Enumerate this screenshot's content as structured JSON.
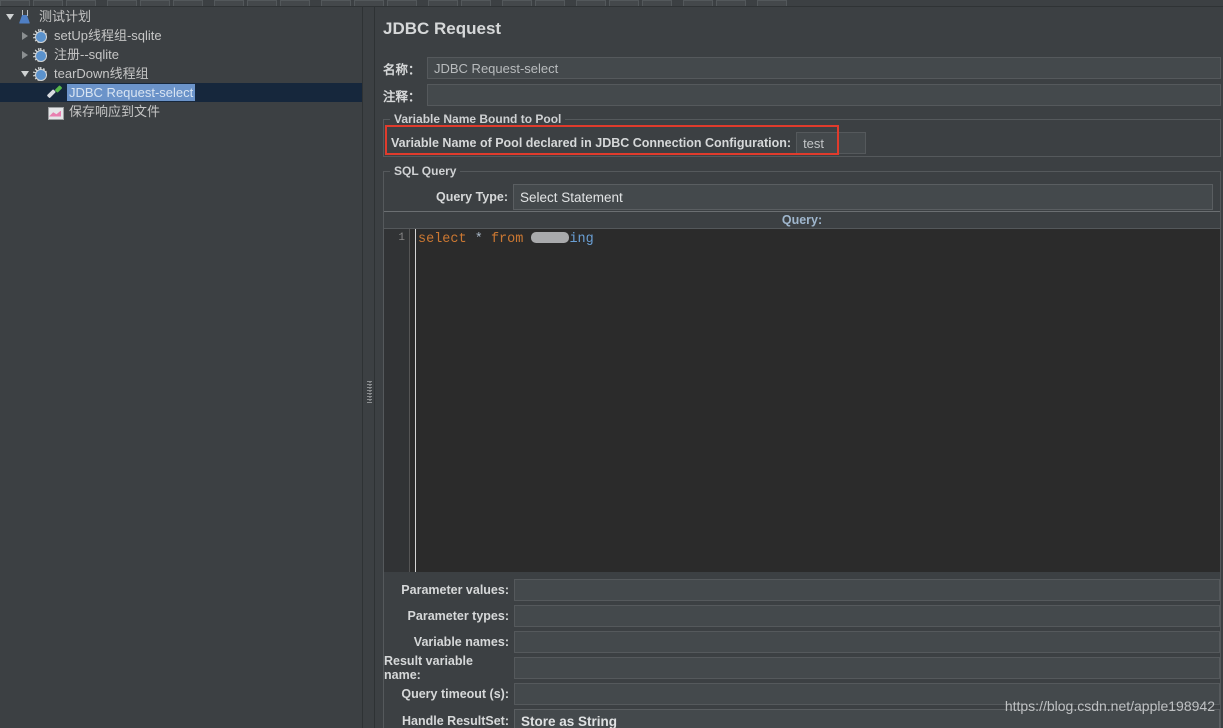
{
  "toolbar": {
    "buttons": [
      "new",
      "templates",
      "open",
      "save",
      "save-as",
      "close",
      "cut",
      "copy",
      "paste",
      "expand",
      "collapse",
      "toggle",
      "start",
      "start-no-pause",
      "stop",
      "shutdown",
      "clear",
      "clear-all",
      "search",
      "reset-search",
      "function-helper",
      "help"
    ]
  },
  "tree": {
    "items": [
      {
        "label": "测试计划",
        "icon": "flask-icon",
        "indent": 0,
        "toggle": "open",
        "selected": false
      },
      {
        "label": "setUp线程组-sqlite",
        "icon": "gear-icon",
        "indent": 1,
        "toggle": "closed",
        "selected": false
      },
      {
        "label": "注册--sqlite",
        "icon": "gear-icon",
        "indent": 1,
        "toggle": "closed",
        "selected": false
      },
      {
        "label": "tearDown线程组",
        "icon": "gear-icon",
        "indent": 1,
        "toggle": "open",
        "selected": false
      },
      {
        "label": "JDBC Request-select",
        "icon": "pipette-icon",
        "indent": 2,
        "toggle": "none",
        "selected": true
      },
      {
        "label": "保存响应到文件",
        "icon": "listener-icon",
        "indent": 2,
        "toggle": "none",
        "selected": false
      }
    ]
  },
  "panel": {
    "title": "JDBC Request",
    "name_label": "名称：",
    "name_value": "JDBC Request-select",
    "comment_label": "注释：",
    "comment_value": ""
  },
  "pool_group": {
    "title": "Variable Name Bound to Pool",
    "label": "Variable Name of Pool declared in JDBC Connection Configuration:",
    "value": "test",
    "highlight_color": "#e03b2c"
  },
  "sql_group": {
    "title": "SQL Query",
    "query_type_label": "Query Type:",
    "query_type_value": "Select Statement",
    "query_caption": "Query:",
    "editor": {
      "line_number": "1",
      "tokens": [
        {
          "text": "select",
          "type": "keyword"
        },
        {
          "text": " ",
          "type": "plain"
        },
        {
          "text": "*",
          "type": "plain"
        },
        {
          "text": " ",
          "type": "plain"
        },
        {
          "text": "from",
          "type": "keyword"
        },
        {
          "text": " ",
          "type": "plain"
        },
        {
          "text": "",
          "type": "redacted"
        },
        {
          "text": "ing",
          "type": "identifier"
        }
      ],
      "plain_text": "select * from ing"
    }
  },
  "fields": [
    {
      "label": "Parameter values:",
      "value": "",
      "kind": "text"
    },
    {
      "label": "Parameter types:",
      "value": "",
      "kind": "text"
    },
    {
      "label": "Variable names:",
      "value": "",
      "kind": "text"
    },
    {
      "label": "Result variable name:",
      "value": "",
      "kind": "text"
    },
    {
      "label": "Query timeout (s):",
      "value": "",
      "kind": "text"
    },
    {
      "label": "Handle ResultSet:",
      "value": "Store as String",
      "kind": "combo"
    }
  ],
  "watermark": "https://blog.csdn.net/apple198942",
  "colors": {
    "window_bg": "#3c4043",
    "field_bg": "#44494c",
    "field_border": "#55595c",
    "text": "#d6d8d9",
    "selection_bg": "#16273c",
    "selection_text_bg": "#6b93c9",
    "editor_bg": "#2b2b2b",
    "keyword": "#cc7832",
    "identifier": "#6a9fd4",
    "caption": "#9fb6cd"
  }
}
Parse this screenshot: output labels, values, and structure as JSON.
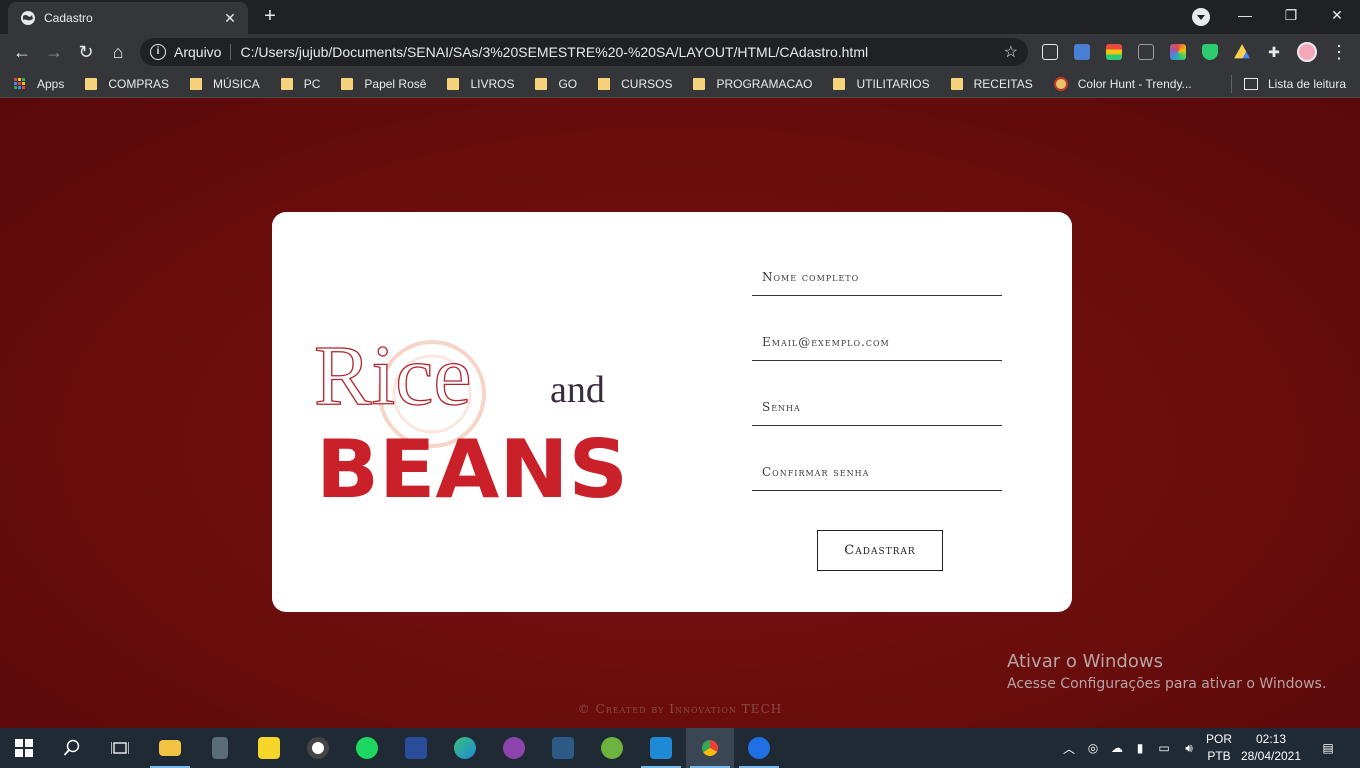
{
  "browser": {
    "tab_title": "Cadastro",
    "url_scheme": "Arquivo",
    "url": "C:/Users/jujub/Documents/SENAI/SAs/3%20SEMESTRE%20-%20SA/LAYOUT/HTML/CAdastro.html"
  },
  "bookmarks": {
    "items": [
      "Apps",
      "COMPRAS",
      "MÚSICA",
      "PC",
      "Papel Rosê",
      "LIVROS",
      "GO",
      "CURSOS",
      "PROGRAMACAO",
      "UTILITARIOS",
      "RECEITAS",
      "Color Hunt - Trendy..."
    ],
    "reading_list": "Lista de leitura"
  },
  "page": {
    "logo": {
      "word1": "Rice",
      "word2": "and",
      "word3": "BEANS"
    },
    "form": {
      "name_placeholder": "Nome completo",
      "email_placeholder": "Email@exemplo.com",
      "password_placeholder": "Senha",
      "confirm_placeholder": "Confirmar senha",
      "submit_label": "Cadastrar"
    },
    "footer": "© Created by Innovation TECH"
  },
  "watermark": {
    "line1": "Ativar o Windows",
    "line2": "Acesse Configurações para ativar o Windows."
  },
  "taskbar": {
    "language": "POR",
    "layout": "PTB",
    "time": "02:13",
    "date": "28/04/2021"
  },
  "colors": {
    "background": "#6b0d0d",
    "logo_red": "#c9202a",
    "logo_dark": "#3a2b3f"
  }
}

-------

→ **PROBLEM**
Quote the data above in full and without alteration; skip the pictures.

→ **ANSWER IN FULL**
Enumerate this screenshot's content as structured JSON.
{
  "toolbar": {
    "buttons": [
      "new",
      "templates",
      "open",
      "save",
      "save-as",
      "close",
      "cut",
      "copy",
      "paste",
      "expand",
      "collapse",
      "toggle",
      "start",
      "start-no-pause",
      "stop",
      "shutdown",
      "clear",
      "clear-all",
      "search",
      "reset-search",
      "function-helper",
      "help"
    ]
  },
  "tree": {
    "items": [
      {
        "label": "测试计划",
        "icon": "flask-icon",
        "indent": 0,
        "toggle": "open",
        "selected": false
      },
      {
        "label": "setUp线程组-sqlite",
        "icon": "gear-icon",
        "indent": 1,
        "toggle": "closed",
        "selected": false
      },
      {
        "label": "注册--sqlite",
        "icon": "gear-icon",
        "indent": 1,
        "toggle": "closed",
        "selected": false
      },
      {
        "label": "tearDown线程组",
        "icon": "gear-icon",
        "indent": 1,
        "toggle": "open",
        "selected": false
      },
      {
        "label": "JDBC Request-select",
        "icon": "pipette-icon",
        "indent": 2,
        "toggle": "none",
        "selected": true
      },
      {
        "label": "保存响应到文件",
        "icon": "listener-icon",
        "indent": 2,
        "toggle": "none",
        "selected": false
      }
    ]
  },
  "panel": {
    "title": "JDBC Request",
    "name_label": "名称：",
    "name_value": "JDBC Request-select",
    "comment_label": "注释：",
    "comment_value": ""
  },
  "pool_group": {
    "title": "Variable Name Bound to Pool",
    "label": "Variable Name of Pool declared in JDBC Connection Configuration:",
    "value": "test",
    "highlight_color": "#e03b2c"
  },
  "sql_group": {
    "title": "SQL Query",
    "query_type_label": "Query Type:",
    "query_type_value": "Select Statement",
    "query_caption": "Query:",
    "editor": {
      "line_number": "1",
      "tokens": [
        {
          "text": "select",
          "type": "keyword"
        },
        {
          "text": " ",
          "type": "plain"
        },
        {
          "text": "*",
          "type": "plain"
        },
        {
          "text": " ",
          "type": "plain"
        },
        {
          "text": "from",
          "type": "keyword"
        },
        {
          "text": " ",
          "type": "plain"
        },
        {
          "text": "",
          "type": "redacted"
        },
        {
          "text": "ing",
          "type": "identifier"
        }
      ],
      "plain_text": "select * from ing"
    }
  },
  "fields": [
    {
      "label": "Parameter values:",
      "value": "",
      "kind": "text"
    },
    {
      "label": "Parameter types:",
      "value": "",
      "kind": "text"
    },
    {
      "label": "Variable names:",
      "value": "",
      "kind": "text"
    },
    {
      "label": "Result variable name:",
      "value": "",
      "kind": "text"
    },
    {
      "label": "Query timeout (s):",
      "value": "",
      "kind": "text"
    },
    {
      "label": "Handle ResultSet:",
      "value": "Store as String",
      "kind": "combo"
    }
  ],
  "watermark": "https://blog.csdn.net/apple198942",
  "colors": {
    "window_bg": "#3c4043",
    "field_bg": "#44494c",
    "field_border": "#55595c",
    "text": "#d6d8d9",
    "selection_bg": "#16273c",
    "selection_text_bg": "#6b93c9",
    "editor_bg": "#2b2b2b",
    "keyword": "#cc7832",
    "identifier": "#6a9fd4",
    "caption": "#9fb6cd"
  }
}
Parse this screenshot: output labels, values, and structure as JSON.
{
  "browser": {
    "tab_title": "Cadastro",
    "url_scheme": "Arquivo",
    "url": "C:/Users/jujub/Documents/SENAI/SAs/3%20SEMESTRE%20-%20SA/LAYOUT/HTML/CAdastro.html"
  },
  "bookmarks": {
    "items": [
      "Apps",
      "COMPRAS",
      "MÚSICA",
      "PC",
      "Papel Rosê",
      "LIVROS",
      "GO",
      "CURSOS",
      "PROGRAMACAO",
      "UTILITARIOS",
      "RECEITAS",
      "Color Hunt - Trendy..."
    ],
    "reading_list": "Lista de leitura"
  },
  "page": {
    "logo": {
      "word1": "Rice",
      "word2": "and",
      "word3": "BEANS"
    },
    "form": {
      "name_placeholder": "Nome completo",
      "email_placeholder": "Email@exemplo.com",
      "password_placeholder": "Senha",
      "confirm_placeholder": "Confirmar senha",
      "submit_label": "Cadastrar"
    },
    "footer": "© Created by Innovation TECH"
  },
  "watermark": {
    "line1": "Ativar o Windows",
    "line2": "Acesse Configurações para ativar o Windows."
  },
  "taskbar": {
    "language": "POR",
    "layout": "PTB",
    "time": "02:13",
    "date": "28/04/2021"
  },
  "colors": {
    "background": "#6b0d0d",
    "logo_red": "#c9202a",
    "logo_dark": "#3a2b3f"
  }
}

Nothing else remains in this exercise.